* **Task description**
Look through the data and write out every line with the word "RAOB" in it.
-- start Source material --
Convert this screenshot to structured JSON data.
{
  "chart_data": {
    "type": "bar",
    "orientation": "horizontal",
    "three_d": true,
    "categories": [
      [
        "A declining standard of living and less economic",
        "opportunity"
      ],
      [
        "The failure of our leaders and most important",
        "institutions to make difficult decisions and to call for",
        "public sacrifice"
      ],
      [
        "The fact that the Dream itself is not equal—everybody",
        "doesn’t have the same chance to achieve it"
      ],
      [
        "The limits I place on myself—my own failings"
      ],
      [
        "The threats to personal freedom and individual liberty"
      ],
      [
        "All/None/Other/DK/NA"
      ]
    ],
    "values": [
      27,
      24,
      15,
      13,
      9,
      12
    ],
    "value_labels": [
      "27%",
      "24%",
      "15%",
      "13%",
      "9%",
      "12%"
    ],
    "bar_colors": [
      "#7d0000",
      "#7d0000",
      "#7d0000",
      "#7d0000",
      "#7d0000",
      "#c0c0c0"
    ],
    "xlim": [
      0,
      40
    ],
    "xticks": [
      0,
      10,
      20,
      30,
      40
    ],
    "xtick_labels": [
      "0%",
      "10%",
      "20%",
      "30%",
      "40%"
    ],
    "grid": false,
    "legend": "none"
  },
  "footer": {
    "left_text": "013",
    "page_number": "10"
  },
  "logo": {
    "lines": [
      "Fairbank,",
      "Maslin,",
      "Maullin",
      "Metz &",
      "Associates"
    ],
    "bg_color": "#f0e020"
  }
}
-- end Source material --
-- start Source material --
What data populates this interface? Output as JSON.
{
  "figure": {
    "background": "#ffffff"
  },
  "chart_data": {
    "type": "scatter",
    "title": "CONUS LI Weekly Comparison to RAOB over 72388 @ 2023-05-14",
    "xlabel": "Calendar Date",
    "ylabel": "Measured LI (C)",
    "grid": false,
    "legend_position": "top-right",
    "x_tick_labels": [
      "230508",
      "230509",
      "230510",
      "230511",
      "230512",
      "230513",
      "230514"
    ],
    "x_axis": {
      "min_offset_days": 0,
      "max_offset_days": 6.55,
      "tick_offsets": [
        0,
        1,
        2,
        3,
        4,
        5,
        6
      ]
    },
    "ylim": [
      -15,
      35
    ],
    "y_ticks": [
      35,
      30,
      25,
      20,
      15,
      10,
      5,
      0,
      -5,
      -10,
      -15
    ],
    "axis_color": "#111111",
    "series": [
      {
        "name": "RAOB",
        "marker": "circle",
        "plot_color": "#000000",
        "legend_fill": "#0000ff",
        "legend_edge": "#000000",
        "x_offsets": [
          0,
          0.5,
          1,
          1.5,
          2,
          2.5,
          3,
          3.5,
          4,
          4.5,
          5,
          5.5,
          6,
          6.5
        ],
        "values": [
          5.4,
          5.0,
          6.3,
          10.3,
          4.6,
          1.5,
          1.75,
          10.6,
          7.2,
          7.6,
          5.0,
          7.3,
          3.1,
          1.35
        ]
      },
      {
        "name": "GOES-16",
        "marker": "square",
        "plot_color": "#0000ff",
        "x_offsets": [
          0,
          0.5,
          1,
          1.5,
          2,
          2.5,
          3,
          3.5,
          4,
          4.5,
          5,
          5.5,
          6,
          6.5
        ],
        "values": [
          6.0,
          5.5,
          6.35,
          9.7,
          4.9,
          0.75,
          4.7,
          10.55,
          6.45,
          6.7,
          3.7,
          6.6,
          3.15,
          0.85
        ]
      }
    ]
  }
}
-- end Source material --
* **Solution**
    "title": "CONUS LI Weekly Comparison to RAOB over 72388 @ 2023-05-14",
        "name": "RAOB",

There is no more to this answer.